:: INPUT MATERIAL ::
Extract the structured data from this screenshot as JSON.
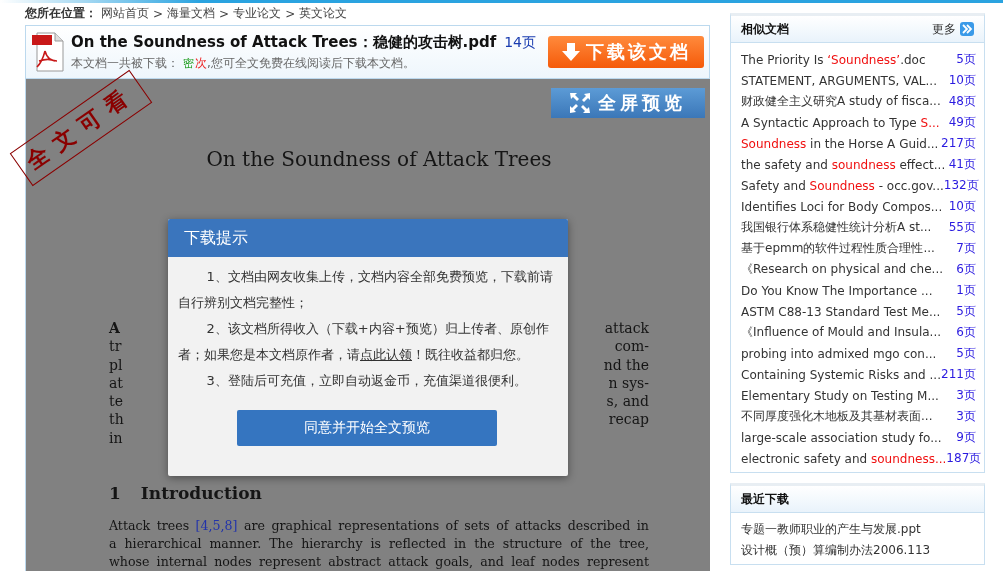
{
  "breadcrumb": {
    "label": "您所在位置：",
    "separator": ">",
    "items": [
      "网站首页",
      "海量文档",
      "专业论文",
      "英文论文"
    ]
  },
  "document": {
    "title": "On the Soundness of Attack Trees：稳健的攻击树.pdf",
    "pages": "14页",
    "download_prefix": "本文档一共被下载：",
    "download_count": "密",
    "download_unit": "次",
    "download_suffix": ",您可全文免费在线阅读后下载本文档。",
    "download_button": "下载该文档",
    "fullscreen_button": "全屏预览",
    "stamp": "全文可看"
  },
  "paper": {
    "title": "On the Soundness of Attack Trees",
    "abstract_fragments": [
      {
        "left": "A",
        "right": "attack"
      },
      {
        "left": "tr",
        "right": "com-"
      },
      {
        "left": "pl",
        "right": "nd the"
      },
      {
        "left": "at",
        "right": "n sys-"
      },
      {
        "left": "te",
        "right": "s, and"
      },
      {
        "left": "th",
        "right": "recap"
      },
      {
        "left": "in"
      }
    ],
    "section_number": "1",
    "section_title": "Introduction",
    "lines": [
      [
        {
          "text": "Attack trees ",
          "link": false
        },
        {
          "text": "[4,5,8]",
          "link": true
        },
        {
          "text": " are graphical representations of sets of attacks described in",
          "link": false
        }
      ],
      [
        {
          "text": "a hierarchical manner. The hierarchy is reflected in the structure of the tree,",
          "link": false
        }
      ],
      [
        {
          "text": "whose internal nodes represent abstract attack goals, and leaf nodes represent",
          "link": false
        }
      ]
    ]
  },
  "dialog": {
    "title": "下载提示",
    "paragraphs": [
      [
        {
          "text": "1、文档由网友收集上传，文档内容全部免费预览，下载前请自行辨别文档完整性；",
          "link": false
        }
      ],
      [
        {
          "text": "2、该文档所得收入（下载+内容+预览）归上传者、原创作者；如果您是本文档原作者，请",
          "link": false
        },
        {
          "text": "点此认领",
          "link": true
        },
        {
          "text": "！既往收益都归您。",
          "link": false
        }
      ],
      [
        {
          "text": "3、登陆后可充值，立即自动返金币，充值渠道很便利。",
          "link": false
        }
      ]
    ],
    "button": "同意并开始全文预览"
  },
  "similar": {
    "title": "相似文档",
    "more": "更多",
    "items": [
      {
        "parts": [
          {
            "text": "The Priority Is ",
            "highlight": false
          },
          {
            "text": "‘Soundness’",
            "highlight": true
          },
          {
            "text": ".doc",
            "highlight": false
          }
        ],
        "pages": "5页"
      },
      {
        "parts": [
          {
            "text": "STATEMENT, ARGUMENTS, VAL...",
            "highlight": false
          }
        ],
        "pages": "10页"
      },
      {
        "parts": [
          {
            "text": "财政健全主义研究A study of fisca...",
            "highlight": false
          }
        ],
        "pages": "48页"
      },
      {
        "parts": [
          {
            "text": "A Syntactic Approach to Type ",
            "highlight": false
          },
          {
            "text": "S...",
            "highlight": true
          }
        ],
        "pages": "49页"
      },
      {
        "parts": [
          {
            "text": "Soundness",
            "highlight": true
          },
          {
            "text": " in the Horse A Guid...",
            "highlight": false
          }
        ],
        "pages": "217页"
      },
      {
        "parts": [
          {
            "text": "the safety and ",
            "highlight": false
          },
          {
            "text": "soundness",
            "highlight": true
          },
          {
            "text": " effect...",
            "highlight": false
          }
        ],
        "pages": "41页"
      },
      {
        "parts": [
          {
            "text": "Safety and ",
            "highlight": false
          },
          {
            "text": "Soundness",
            "highlight": true
          },
          {
            "text": " - occ.gov...",
            "highlight": false
          }
        ],
        "pages": "132页"
      },
      {
        "parts": [
          {
            "text": "Identifies Loci for Body Compos...",
            "highlight": false
          }
        ],
        "pages": "10页"
      },
      {
        "parts": [
          {
            "text": "我国银行体系稳健性统计分析A st...",
            "highlight": false
          }
        ],
        "pages": "55页"
      },
      {
        "parts": [
          {
            "text": "基于epmm的软件过程性质合理性...",
            "highlight": false
          }
        ],
        "pages": "7页"
      },
      {
        "parts": [
          {
            "text": "《Research on physical and che...",
            "highlight": false
          }
        ],
        "pages": "6页"
      },
      {
        "parts": [
          {
            "text": "Do You Know The Importance ...",
            "highlight": false
          }
        ],
        "pages": "1页"
      },
      {
        "parts": [
          {
            "text": "ASTM C88-13 Standard Test Me...",
            "highlight": false
          }
        ],
        "pages": "5页"
      },
      {
        "parts": [
          {
            "text": "《Influence of Mould and Insula...",
            "highlight": false
          }
        ],
        "pages": "6页"
      },
      {
        "parts": [
          {
            "text": "probing into admixed mgo con...",
            "highlight": false
          }
        ],
        "pages": "5页"
      },
      {
        "parts": [
          {
            "text": "Containing Systemic Risks and ...",
            "highlight": false
          }
        ],
        "pages": "211页"
      },
      {
        "parts": [
          {
            "text": "Elementary Study on Testing M...",
            "highlight": false
          }
        ],
        "pages": "3页"
      },
      {
        "parts": [
          {
            "text": "不同厚度强化木地板及其基材表面...",
            "highlight": false
          }
        ],
        "pages": "3页"
      },
      {
        "parts": [
          {
            "text": "large-scale association study fo...",
            "highlight": false
          }
        ],
        "pages": "9页"
      },
      {
        "parts": [
          {
            "text": "electronic safety and ",
            "highlight": false
          },
          {
            "text": "soundness...",
            "highlight": true
          }
        ],
        "pages": "187页"
      }
    ]
  },
  "recent": {
    "title": "最近下载",
    "items": [
      "专题一教师职业的产生与发展.ppt",
      "设计概（预）算编制办法2006.113"
    ]
  }
}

:: TASK DIRECTIONS ::
Set the pictures aside and transcribe the data above exactly.

:: THE ANSWER ::
Extract the structured data from this screenshot as JSON.
{
  "breadcrumb": {
    "label": "您所在位置：",
    "separator": ">",
    "items": [
      "网站首页",
      "海量文档",
      "专业论文",
      "英文论文"
    ]
  },
  "document": {
    "title": "On the Soundness of Attack Trees：稳健的攻击树.pdf",
    "pages": "14页",
    "download_prefix": "本文档一共被下载：",
    "download_count": "密",
    "download_unit": "次",
    "download_suffix": ",您可全文免费在线阅读后下载本文档。",
    "download_button": "下载该文档",
    "fullscreen_button": "全屏预览",
    "stamp": "全文可看"
  },
  "paper": {
    "title": "On the Soundness of Attack Trees",
    "abstract_fragments": [
      {
        "left": "A",
        "right": "attack"
      },
      {
        "left": "tr",
        "right": "com-"
      },
      {
        "left": "pl",
        "right": "nd the"
      },
      {
        "left": "at",
        "right": "n sys-"
      },
      {
        "left": "te",
        "right": "s, and"
      },
      {
        "left": "th",
        "right": "recap"
      },
      {
        "left": "in"
      }
    ],
    "section_number": "1",
    "section_title": "Introduction",
    "lines": [
      [
        {
          "text": "Attack trees ",
          "link": false
        },
        {
          "text": "[4,5,8]",
          "link": true
        },
        {
          "text": " are graphical representations of sets of attacks described in",
          "link": false
        }
      ],
      [
        {
          "text": "a hierarchical manner. The hierarchy is reflected in the structure of the tree,",
          "link": false
        }
      ],
      [
        {
          "text": "whose internal nodes represent abstract attack goals, and leaf nodes represent",
          "link": false
        }
      ]
    ]
  },
  "dialog": {
    "title": "下载提示",
    "paragraphs": [
      [
        {
          "text": "1、文档由网友收集上传，文档内容全部免费预览，下载前请自行辨别文档完整性；",
          "link": false
        }
      ],
      [
        {
          "text": "2、该文档所得收入（下载+内容+预览）归上传者、原创作者；如果您是本文档原作者，请",
          "link": false
        },
        {
          "text": "点此认领",
          "link": true
        },
        {
          "text": "！既往收益都归您。",
          "link": false
        }
      ],
      [
        {
          "text": "3、登陆后可充值，立即自动返金币，充值渠道很便利。",
          "link": false
        }
      ]
    ],
    "button": "同意并开始全文预览"
  },
  "similar": {
    "title": "相似文档",
    "more": "更多",
    "items": [
      {
        "parts": [
          {
            "text": "The Priority Is ",
            "highlight": false
          },
          {
            "text": "‘Soundness’",
            "highlight": true
          },
          {
            "text": ".doc",
            "highlight": false
          }
        ],
        "pages": "5页"
      },
      {
        "parts": [
          {
            "text": "STATEMENT, ARGUMENTS, VAL...",
            "highlight": false
          }
        ],
        "pages": "10页"
      },
      {
        "parts": [
          {
            "text": "财政健全主义研究A study of fisca...",
            "highlight": false
          }
        ],
        "pages": "48页"
      },
      {
        "parts": [
          {
            "text": "A Syntactic Approach to Type ",
            "highlight": false
          },
          {
            "text": "S...",
            "highlight": true
          }
        ],
        "pages": "49页"
      },
      {
        "parts": [
          {
            "text": "Soundness",
            "highlight": true
          },
          {
            "text": " in the Horse A Guid...",
            "highlight": false
          }
        ],
        "pages": "217页"
      },
      {
        "parts": [
          {
            "text": "the safety and ",
            "highlight": false
          },
          {
            "text": "soundness",
            "highlight": true
          },
          {
            "text": " effect...",
            "highlight": false
          }
        ],
        "pages": "41页"
      },
      {
        "parts": [
          {
            "text": "Safety and ",
            "highlight": false
          },
          {
            "text": "Soundness",
            "highlight": true
          },
          {
            "text": " - occ.gov...",
            "highlight": false
          }
        ],
        "pages": "132页"
      },
      {
        "parts": [
          {
            "text": "Identifies Loci for Body Compos...",
            "highlight": false
          }
        ],
        "pages": "10页"
      },
      {
        "parts": [
          {
            "text": "我国银行体系稳健性统计分析A st...",
            "highlight": false
          }
        ],
        "pages": "55页"
      },
      {
        "parts": [
          {
            "text": "基于epmm的软件过程性质合理性...",
            "highlight": false
          }
        ],
        "pages": "7页"
      },
      {
        "parts": [
          {
            "text": "《Research on physical and che...",
            "highlight": false
          }
        ],
        "pages": "6页"
      },
      {
        "parts": [
          {
            "text": "Do You Know The Importance ...",
            "highlight": false
          }
        ],
        "pages": "1页"
      },
      {
        "parts": [
          {
            "text": "ASTM C88-13 Standard Test Me...",
            "highlight": false
          }
        ],
        "pages": "5页"
      },
      {
        "parts": [
          {
            "text": "《Influence of Mould and Insula...",
            "highlight": false
          }
        ],
        "pages": "6页"
      },
      {
        "parts": [
          {
            "text": "probing into admixed mgo con...",
            "highlight": false
          }
        ],
        "pages": "5页"
      },
      {
        "parts": [
          {
            "text": "Containing Systemic Risks and ...",
            "highlight": false
          }
        ],
        "pages": "211页"
      },
      {
        "parts": [
          {
            "text": "Elementary Study on Testing M...",
            "highlight": false
          }
        ],
        "pages": "3页"
      },
      {
        "parts": [
          {
            "text": "不同厚度强化木地板及其基材表面...",
            "highlight": false
          }
        ],
        "pages": "3页"
      },
      {
        "parts": [
          {
            "text": "large-scale association study fo...",
            "highlight": false
          }
        ],
        "pages": "9页"
      },
      {
        "parts": [
          {
            "text": "electronic safety and ",
            "highlight": false
          },
          {
            "text": "soundness...",
            "highlight": true
          }
        ],
        "pages": "187页"
      }
    ]
  },
  "recent": {
    "title": "最近下载",
    "items": [
      "专题一教师职业的产生与发展.ppt",
      "设计概（预）算编制办法2006.113"
    ]
  }
}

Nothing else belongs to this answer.